(Stored data)
□ □ □ □ □

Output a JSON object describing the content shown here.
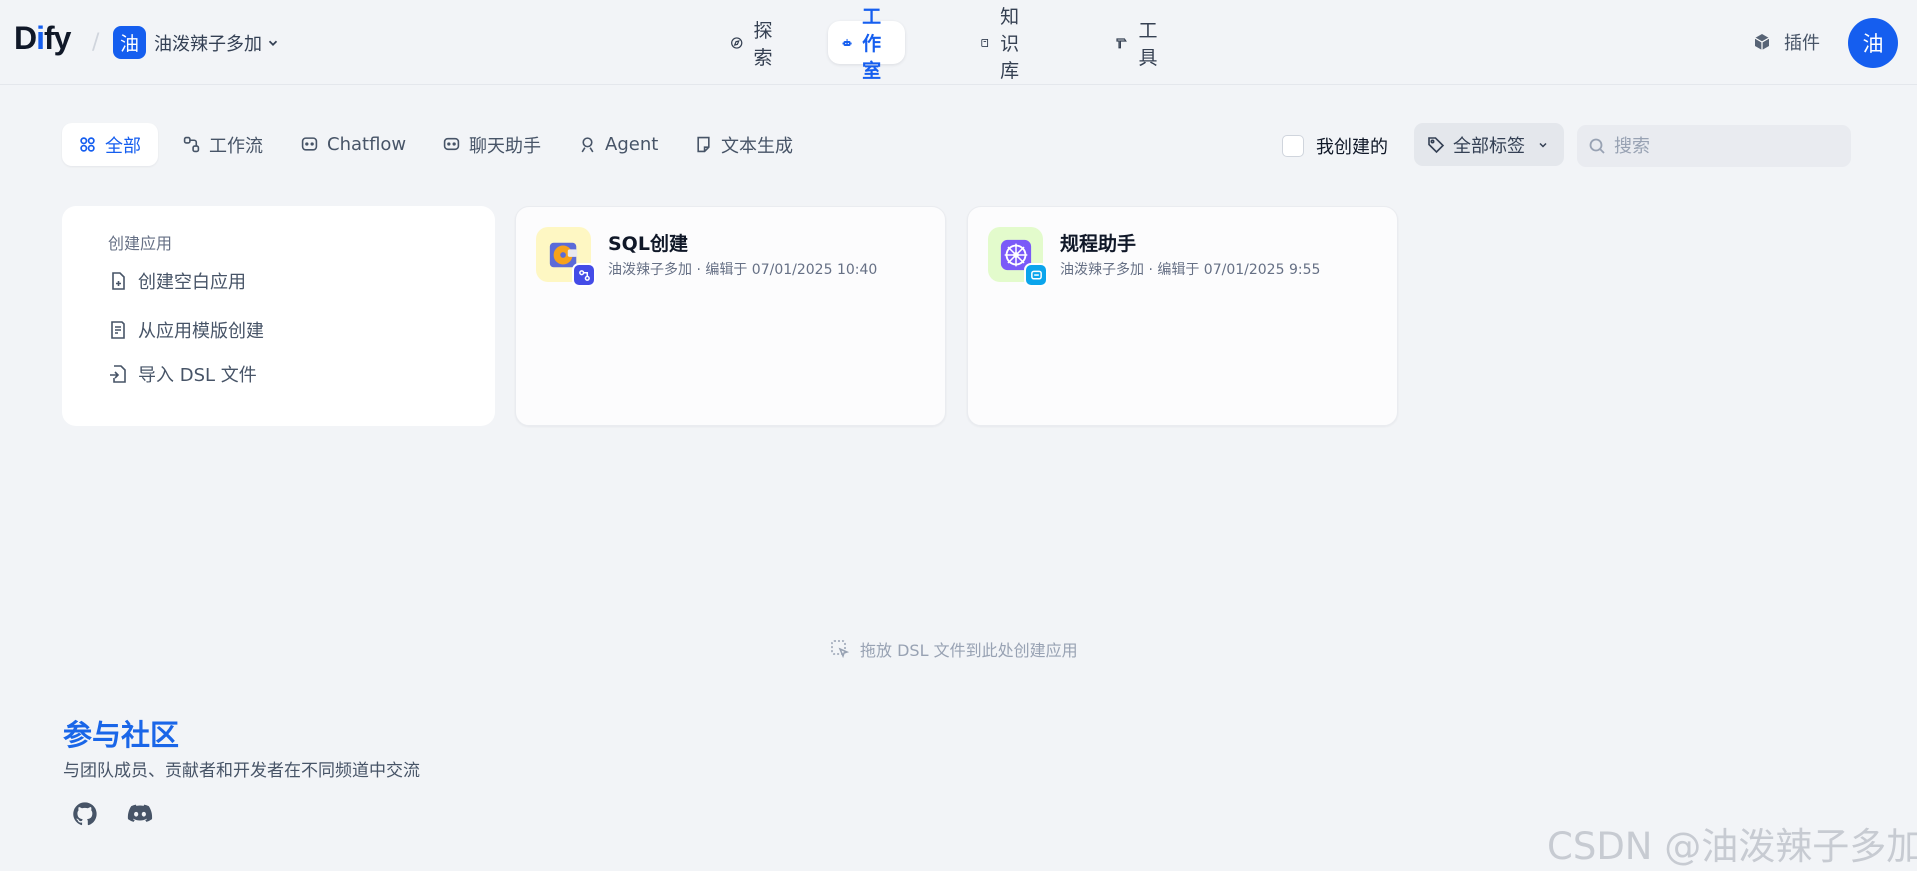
{
  "header": {
    "logo_prefix": "D",
    "logo_accent": "i",
    "logo_suffix": "fy",
    "workspace_initial": "油",
    "workspace_name": "油泼辣子多加",
    "nav": [
      {
        "label": "探索",
        "icon": "compass-icon"
      },
      {
        "label": "工作室",
        "icon": "robot-icon",
        "active": true
      },
      {
        "label": "知识库",
        "icon": "book-icon"
      },
      {
        "label": "工具",
        "icon": "hammer-icon"
      }
    ],
    "plugins_label": "插件",
    "avatar_initial": "油"
  },
  "filters": {
    "tabs": [
      {
        "label": "全部",
        "icon": "grid-icon",
        "active": true
      },
      {
        "label": "工作流",
        "icon": "workflow-icon"
      },
      {
        "label": "Chatflow",
        "icon": "chatflow-icon"
      },
      {
        "label": "聊天助手",
        "icon": "chat-bot-icon"
      },
      {
        "label": "Agent",
        "icon": "agent-icon"
      },
      {
        "label": "文本生成",
        "icon": "text-note-icon"
      }
    ],
    "mine_label": "我创建的",
    "tag_label": "全部标签",
    "search_placeholder": "搜索"
  },
  "create": {
    "title": "创建应用",
    "items": [
      "创建空白应用",
      "从应用模版创建",
      "导入 DSL 文件"
    ]
  },
  "apps": [
    {
      "name": "SQL创建",
      "meta": "油泼辣子多加 · 编辑于 07/01/2025 10:40",
      "icon": "disc-icon",
      "icon_bg": "#fef7c3",
      "badge": "workflow-badge-icon",
      "badge_bg": "#444ce7"
    },
    {
      "name": "规程助手",
      "meta": "油泼辣子多加 · 编辑于 07/01/2025 9:55",
      "icon": "wheel-icon",
      "icon_bg": "#e3fbcc",
      "badge": "chat-badge-icon",
      "badge_bg": "#0ba5ec"
    }
  ],
  "drop_hint": "拖放 DSL 文件到此处创建应用",
  "community": {
    "title": "参与社区",
    "subtitle": "与团队成员、贡献者和开发者在不同频道中交流"
  },
  "watermark": "CSDN @油泼辣子多加"
}
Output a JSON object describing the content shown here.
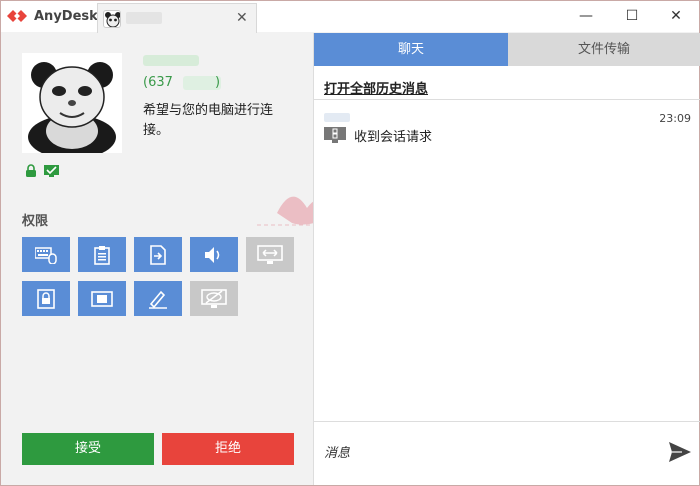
{
  "titlebar": {
    "app_name": "AnyDesk",
    "tab_close": "✕",
    "minimize": "—",
    "maximize": "☐",
    "close": "✕"
  },
  "session": {
    "user_id_prefix": "(637",
    "user_id_suffix": ")",
    "message": "希望与您的电脑进行连接。"
  },
  "permissions": {
    "title": "权限",
    "items": [
      {
        "name": "keyboard-mouse",
        "enabled": true
      },
      {
        "name": "clipboard",
        "enabled": true
      },
      {
        "name": "file-transfer",
        "enabled": true
      },
      {
        "name": "sound",
        "enabled": true
      },
      {
        "name": "screen-resize",
        "enabled": false
      },
      {
        "name": "lock",
        "enabled": true
      },
      {
        "name": "record",
        "enabled": true
      },
      {
        "name": "draw",
        "enabled": true
      },
      {
        "name": "privacy-mode",
        "enabled": false
      }
    ]
  },
  "actions": {
    "accept": "接受",
    "reject": "拒绝"
  },
  "chat": {
    "tab_chat": "聊天",
    "tab_files": "文件传输",
    "history_link": "打开全部历史消息",
    "time": "23:09",
    "message": "收到会话请求",
    "input_placeholder": "消息"
  },
  "colors": {
    "accent_blue": "#5a8dd6",
    "accept_green": "#2e9a3f",
    "reject_red": "#e8443c",
    "brand_red": "#e8443c"
  }
}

□ □ □ □ □

Your instructions
Restate each entry word for word, please, but drop any images it holds.

Solution to this problem
Output a JSON object describing the content shown here.
{
  "header": {
    "logo_prefix": "D",
    "logo_accent": "i",
    "logo_suffix": "fy",
    "workspace_initial": "油",
    "workspace_name": "油泼辣子多加",
    "nav": [
      {
        "label": "探索",
        "icon": "compass-icon"
      },
      {
        "label": "工作室",
        "icon": "robot-icon",
        "active": true
      },
      {
        "label": "知识库",
        "icon": "book-icon"
      },
      {
        "label": "工具",
        "icon": "hammer-icon"
      }
    ],
    "plugins_label": "插件",
    "avatar_initial": "油"
  },
  "filters": {
    "tabs": [
      {
        "label": "全部",
        "icon": "grid-icon",
        "active": true
      },
      {
        "label": "工作流",
        "icon": "workflow-icon"
      },
      {
        "label": "Chatflow",
        "icon": "chatflow-icon"
      },
      {
        "label": "聊天助手",
        "icon": "chat-bot-icon"
      },
      {
        "label": "Agent",
        "icon": "agent-icon"
      },
      {
        "label": "文本生成",
        "icon": "text-note-icon"
      }
    ],
    "mine_label": "我创建的",
    "tag_label": "全部标签",
    "search_placeholder": "搜索"
  },
  "create": {
    "title": "创建应用",
    "items": [
      "创建空白应用",
      "从应用模版创建",
      "导入 DSL 文件"
    ]
  },
  "apps": [
    {
      "name": "SQL创建",
      "meta": "油泼辣子多加 · 编辑于 07/01/2025 10:40",
      "icon": "disc-icon",
      "icon_bg": "#fef7c3",
      "badge": "workflow-badge-icon",
      "badge_bg": "#444ce7"
    },
    {
      "name": "规程助手",
      "meta": "油泼辣子多加 · 编辑于 07/01/2025 9:55",
      "icon": "wheel-icon",
      "icon_bg": "#e3fbcc",
      "badge": "chat-badge-icon",
      "badge_bg": "#0ba5ec"
    }
  ],
  "drop_hint": "拖放 DSL 文件到此处创建应用",
  "community": {
    "title": "参与社区",
    "subtitle": "与团队成员、贡献者和开发者在不同频道中交流"
  },
  "watermark": "CSDN @油泼辣子多加"
}
Output a JSON object describing the content shown here.
{
  "titlebar": {
    "app_name": "AnyDesk",
    "tab_close": "✕",
    "minimize": "—",
    "maximize": "☐",
    "close": "✕"
  },
  "session": {
    "user_id_prefix": "(637",
    "user_id_suffix": ")",
    "message": "希望与您的电脑进行连接。"
  },
  "permissions": {
    "title": "权限",
    "items": [
      {
        "name": "keyboard-mouse",
        "enabled": true
      },
      {
        "name": "clipboard",
        "enabled": true
      },
      {
        "name": "file-transfer",
        "enabled": true
      },
      {
        "name": "sound",
        "enabled": true
      },
      {
        "name": "screen-resize",
        "enabled": false
      },
      {
        "name": "lock",
        "enabled": true
      },
      {
        "name": "record",
        "enabled": true
      },
      {
        "name": "draw",
        "enabled": true
      },
      {
        "name": "privacy-mode",
        "enabled": false
      }
    ]
  },
  "actions": {
    "accept": "接受",
    "reject": "拒绝"
  },
  "chat": {
    "tab_chat": "聊天",
    "tab_files": "文件传输",
    "history_link": "打开全部历史消息",
    "time": "23:09",
    "message": "收到会话请求",
    "input_placeholder": "消息"
  },
  "colors": {
    "accent_blue": "#5a8dd6",
    "accept_green": "#2e9a3f",
    "reject_red": "#e8443c",
    "brand_red": "#e8443c"
  }
}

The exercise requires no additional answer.